Aim of the task
Repeat every record below exactly as written.

Material provided
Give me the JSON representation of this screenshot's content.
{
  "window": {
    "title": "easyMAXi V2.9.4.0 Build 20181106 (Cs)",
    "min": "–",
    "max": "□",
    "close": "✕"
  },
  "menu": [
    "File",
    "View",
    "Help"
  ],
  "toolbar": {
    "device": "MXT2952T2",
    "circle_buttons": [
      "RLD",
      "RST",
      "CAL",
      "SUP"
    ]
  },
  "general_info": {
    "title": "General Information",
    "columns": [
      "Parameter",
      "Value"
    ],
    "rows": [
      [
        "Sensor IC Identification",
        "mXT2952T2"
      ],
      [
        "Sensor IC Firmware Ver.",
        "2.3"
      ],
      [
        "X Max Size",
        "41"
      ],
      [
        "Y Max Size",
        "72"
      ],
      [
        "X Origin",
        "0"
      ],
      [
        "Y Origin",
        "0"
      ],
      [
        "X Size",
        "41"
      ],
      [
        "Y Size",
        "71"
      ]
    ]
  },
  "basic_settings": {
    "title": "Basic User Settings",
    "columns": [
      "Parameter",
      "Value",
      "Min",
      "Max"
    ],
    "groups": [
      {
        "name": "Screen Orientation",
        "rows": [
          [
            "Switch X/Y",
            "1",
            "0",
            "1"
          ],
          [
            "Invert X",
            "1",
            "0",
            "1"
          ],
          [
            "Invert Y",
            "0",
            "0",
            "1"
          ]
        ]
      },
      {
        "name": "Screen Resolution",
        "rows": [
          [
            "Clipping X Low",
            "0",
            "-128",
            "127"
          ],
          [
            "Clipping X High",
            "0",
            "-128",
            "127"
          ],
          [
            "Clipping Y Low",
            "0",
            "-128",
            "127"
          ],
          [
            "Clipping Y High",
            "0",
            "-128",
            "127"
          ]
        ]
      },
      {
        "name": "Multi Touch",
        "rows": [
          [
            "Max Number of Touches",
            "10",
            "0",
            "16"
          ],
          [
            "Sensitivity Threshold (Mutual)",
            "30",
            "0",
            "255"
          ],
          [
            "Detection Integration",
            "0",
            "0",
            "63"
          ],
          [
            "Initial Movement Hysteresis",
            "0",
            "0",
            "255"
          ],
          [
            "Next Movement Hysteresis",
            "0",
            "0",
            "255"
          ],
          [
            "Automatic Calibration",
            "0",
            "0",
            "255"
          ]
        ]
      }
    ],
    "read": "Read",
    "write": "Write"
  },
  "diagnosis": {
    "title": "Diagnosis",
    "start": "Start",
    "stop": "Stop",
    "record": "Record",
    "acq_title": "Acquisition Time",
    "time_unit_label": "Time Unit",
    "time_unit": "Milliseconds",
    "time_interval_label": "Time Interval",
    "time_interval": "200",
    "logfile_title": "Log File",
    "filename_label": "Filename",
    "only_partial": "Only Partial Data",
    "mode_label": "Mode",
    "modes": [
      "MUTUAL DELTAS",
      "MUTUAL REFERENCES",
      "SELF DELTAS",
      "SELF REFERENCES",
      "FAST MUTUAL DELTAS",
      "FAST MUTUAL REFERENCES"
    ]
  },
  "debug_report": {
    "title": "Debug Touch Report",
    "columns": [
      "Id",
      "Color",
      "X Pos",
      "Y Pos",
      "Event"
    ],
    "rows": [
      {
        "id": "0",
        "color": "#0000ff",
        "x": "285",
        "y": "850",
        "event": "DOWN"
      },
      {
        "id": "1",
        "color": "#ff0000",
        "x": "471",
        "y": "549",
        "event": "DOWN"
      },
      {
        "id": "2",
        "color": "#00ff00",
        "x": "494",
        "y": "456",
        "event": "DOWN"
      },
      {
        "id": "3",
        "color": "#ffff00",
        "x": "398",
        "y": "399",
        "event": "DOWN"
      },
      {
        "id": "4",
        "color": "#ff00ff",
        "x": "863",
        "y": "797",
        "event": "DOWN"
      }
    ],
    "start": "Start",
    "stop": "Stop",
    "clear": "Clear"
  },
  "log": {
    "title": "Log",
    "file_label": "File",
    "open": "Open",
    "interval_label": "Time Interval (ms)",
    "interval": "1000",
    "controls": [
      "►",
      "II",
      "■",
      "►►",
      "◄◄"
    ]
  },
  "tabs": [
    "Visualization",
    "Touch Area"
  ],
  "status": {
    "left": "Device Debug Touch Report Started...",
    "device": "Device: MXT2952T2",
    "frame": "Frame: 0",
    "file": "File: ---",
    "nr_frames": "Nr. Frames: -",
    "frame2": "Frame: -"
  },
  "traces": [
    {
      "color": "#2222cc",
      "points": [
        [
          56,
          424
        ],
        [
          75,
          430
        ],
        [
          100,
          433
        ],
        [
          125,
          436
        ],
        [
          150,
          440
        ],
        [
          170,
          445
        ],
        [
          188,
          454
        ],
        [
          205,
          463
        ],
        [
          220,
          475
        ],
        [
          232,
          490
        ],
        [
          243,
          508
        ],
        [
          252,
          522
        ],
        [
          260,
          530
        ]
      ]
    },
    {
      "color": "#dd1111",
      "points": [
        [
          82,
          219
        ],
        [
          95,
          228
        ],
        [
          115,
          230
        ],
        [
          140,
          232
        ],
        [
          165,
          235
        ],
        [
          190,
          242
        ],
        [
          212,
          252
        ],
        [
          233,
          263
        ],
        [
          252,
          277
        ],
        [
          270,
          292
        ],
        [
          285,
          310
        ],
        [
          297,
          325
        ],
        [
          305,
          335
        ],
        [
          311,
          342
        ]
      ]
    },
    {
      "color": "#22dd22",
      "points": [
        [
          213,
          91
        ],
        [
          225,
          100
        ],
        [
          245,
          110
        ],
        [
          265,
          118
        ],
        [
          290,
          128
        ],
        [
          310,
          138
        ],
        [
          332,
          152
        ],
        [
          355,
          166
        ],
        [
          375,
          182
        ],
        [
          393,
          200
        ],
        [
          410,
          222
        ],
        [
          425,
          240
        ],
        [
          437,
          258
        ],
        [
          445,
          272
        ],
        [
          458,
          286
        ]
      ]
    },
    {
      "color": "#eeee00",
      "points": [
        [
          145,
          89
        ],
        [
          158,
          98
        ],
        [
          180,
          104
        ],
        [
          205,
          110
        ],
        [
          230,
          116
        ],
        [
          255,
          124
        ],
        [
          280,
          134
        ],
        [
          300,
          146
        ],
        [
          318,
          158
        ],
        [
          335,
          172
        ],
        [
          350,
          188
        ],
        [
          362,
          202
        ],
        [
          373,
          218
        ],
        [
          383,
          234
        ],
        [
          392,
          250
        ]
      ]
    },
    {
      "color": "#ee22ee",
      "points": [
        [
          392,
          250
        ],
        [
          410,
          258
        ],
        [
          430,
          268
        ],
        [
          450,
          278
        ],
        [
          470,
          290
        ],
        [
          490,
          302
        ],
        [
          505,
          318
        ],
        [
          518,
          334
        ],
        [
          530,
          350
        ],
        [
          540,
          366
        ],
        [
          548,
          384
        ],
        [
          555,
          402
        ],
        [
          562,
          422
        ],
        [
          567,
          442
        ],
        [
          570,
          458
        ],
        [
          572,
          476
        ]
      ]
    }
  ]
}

The result
Give me the JSON representation of this screenshot's content.
{
  "window": {
    "title": "easyMAXi V2.9.4.0 Build 20181106 (Cs)",
    "min": "–",
    "max": "□",
    "close": "✕"
  },
  "menu": [
    "File",
    "View",
    "Help"
  ],
  "toolbar": {
    "device": "MXT2952T2",
    "circle_buttons": [
      "RLD",
      "RST",
      "CAL",
      "SUP"
    ]
  },
  "general_info": {
    "title": "General Information",
    "columns": [
      "Parameter",
      "Value"
    ],
    "rows": [
      [
        "Sensor IC Identification",
        "mXT2952T2"
      ],
      [
        "Sensor IC Firmware Ver.",
        "2.3"
      ],
      [
        "X Max Size",
        "41"
      ],
      [
        "Y Max Size",
        "72"
      ],
      [
        "X Origin",
        "0"
      ],
      [
        "Y Origin",
        "0"
      ],
      [
        "X Size",
        "41"
      ],
      [
        "Y Size",
        "71"
      ]
    ]
  },
  "basic_settings": {
    "title": "Basic User Settings",
    "columns": [
      "Parameter",
      "Value",
      "Min",
      "Max"
    ],
    "groups": [
      {
        "name": "Screen Orientation",
        "rows": [
          [
            "Switch X/Y",
            "1",
            "0",
            "1"
          ],
          [
            "Invert X",
            "1",
            "0",
            "1"
          ],
          [
            "Invert Y",
            "0",
            "0",
            "1"
          ]
        ]
      },
      {
        "name": "Screen Resolution",
        "rows": [
          [
            "Clipping X Low",
            "0",
            "-128",
            "127"
          ],
          [
            "Clipping X High",
            "0",
            "-128",
            "127"
          ],
          [
            "Clipping Y Low",
            "0",
            "-128",
            "127"
          ],
          [
            "Clipping Y High",
            "0",
            "-128",
            "127"
          ]
        ]
      },
      {
        "name": "Multi Touch",
        "rows": [
          [
            "Max Number of Touches",
            "10",
            "0",
            "16"
          ],
          [
            "Sensitivity Threshold (Mutual)",
            "30",
            "0",
            "255"
          ],
          [
            "Detection Integration",
            "0",
            "0",
            "63"
          ],
          [
            "Initial Movement Hysteresis",
            "0",
            "0",
            "255"
          ],
          [
            "Next Movement Hysteresis",
            "0",
            "0",
            "255"
          ],
          [
            "Automatic Calibration",
            "0",
            "0",
            "255"
          ]
        ]
      }
    ],
    "read": "Read",
    "write": "Write"
  },
  "diagnosis": {
    "title": "Diagnosis",
    "start": "Start",
    "stop": "Stop",
    "record": "Record",
    "acq_title": "Acquisition Time",
    "time_unit_label": "Time Unit",
    "time_unit": "Milliseconds",
    "time_interval_label": "Time Interval",
    "time_interval": "200",
    "logfile_title": "Log File",
    "filename_label": "Filename",
    "only_partial": "Only Partial Data",
    "mode_label": "Mode",
    "modes": [
      "MUTUAL DELTAS",
      "MUTUAL REFERENCES",
      "SELF DELTAS",
      "SELF REFERENCES",
      "FAST MUTUAL DELTAS",
      "FAST MUTUAL REFERENCES"
    ]
  },
  "debug_report": {
    "title": "Debug Touch Report",
    "columns": [
      "Id",
      "Color",
      "X Pos",
      "Y Pos",
      "Event"
    ],
    "rows": [
      {
        "id": "0",
        "color": "#0000ff",
        "x": "285",
        "y": "850",
        "event": "DOWN"
      },
      {
        "id": "1",
        "color": "#ff0000",
        "x": "471",
        "y": "549",
        "event": "DOWN"
      },
      {
        "id": "2",
        "color": "#00ff00",
        "x": "494",
        "y": "456",
        "event": "DOWN"
      },
      {
        "id": "3",
        "color": "#ffff00",
        "x": "398",
        "y": "399",
        "event": "DOWN"
      },
      {
        "id": "4",
        "color": "#ff00ff",
        "x": "863",
        "y": "797",
        "event": "DOWN"
      }
    ],
    "start": "Start",
    "stop": "Stop",
    "clear": "Clear"
  },
  "log": {
    "title": "Log",
    "file_label": "File",
    "open": "Open",
    "interval_label": "Time Interval (ms)",
    "interval": "1000",
    "controls": [
      "►",
      "II",
      "■",
      "►►",
      "◄◄"
    ]
  },
  "tabs": [
    "Visualization",
    "Touch Area"
  ],
  "status": {
    "left": "Device Debug Touch Report Started...",
    "device": "Device: MXT2952T2",
    "frame": "Frame: 0",
    "file": "File: ---",
    "nr_frames": "Nr. Frames: -",
    "frame2": "Frame: -"
  },
  "traces": [
    {
      "color": "#2222cc",
      "points": [
        [
          56,
          424
        ],
        [
          75,
          430
        ],
        [
          100,
          433
        ],
        [
          125,
          436
        ],
        [
          150,
          440
        ],
        [
          170,
          445
        ],
        [
          188,
          454
        ],
        [
          205,
          463
        ],
        [
          220,
          475
        ],
        [
          232,
          490
        ],
        [
          243,
          508
        ],
        [
          252,
          522
        ],
        [
          260,
          530
        ]
      ]
    },
    {
      "color": "#dd1111",
      "points": [
        [
          82,
          219
        ],
        [
          95,
          228
        ],
        [
          115,
          230
        ],
        [
          140,
          232
        ],
        [
          165,
          235
        ],
        [
          190,
          242
        ],
        [
          212,
          252
        ],
        [
          233,
          263
        ],
        [
          252,
          277
        ],
        [
          270,
          292
        ],
        [
          285,
          310
        ],
        [
          297,
          325
        ],
        [
          305,
          335
        ],
        [
          311,
          342
        ]
      ]
    },
    {
      "color": "#22dd22",
      "points": [
        [
          213,
          91
        ],
        [
          225,
          100
        ],
        [
          245,
          110
        ],
        [
          265,
          118
        ],
        [
          290,
          128
        ],
        [
          310,
          138
        ],
        [
          332,
          152
        ],
        [
          355,
          166
        ],
        [
          375,
          182
        ],
        [
          393,
          200
        ],
        [
          410,
          222
        ],
        [
          425,
          240
        ],
        [
          437,
          258
        ],
        [
          445,
          272
        ],
        [
          458,
          286
        ]
      ]
    },
    {
      "color": "#eeee00",
      "points": [
        [
          145,
          89
        ],
        [
          158,
          98
        ],
        [
          180,
          104
        ],
        [
          205,
          110
        ],
        [
          230,
          116
        ],
        [
          255,
          124
        ],
        [
          280,
          134
        ],
        [
          300,
          146
        ],
        [
          318,
          158
        ],
        [
          335,
          172
        ],
        [
          350,
          188
        ],
        [
          362,
          202
        ],
        [
          373,
          218
        ],
        [
          383,
          234
        ],
        [
          392,
          250
        ]
      ]
    },
    {
      "color": "#ee22ee",
      "points": [
        [
          392,
          250
        ],
        [
          410,
          258
        ],
        [
          430,
          268
        ],
        [
          450,
          278
        ],
        [
          470,
          290
        ],
        [
          490,
          302
        ],
        [
          505,
          318
        ],
        [
          518,
          334
        ],
        [
          530,
          350
        ],
        [
          540,
          366
        ],
        [
          548,
          384
        ],
        [
          555,
          402
        ],
        [
          562,
          422
        ],
        [
          567,
          442
        ],
        [
          570,
          458
        ],
        [
          572,
          476
        ]
      ]
    }
  ]
}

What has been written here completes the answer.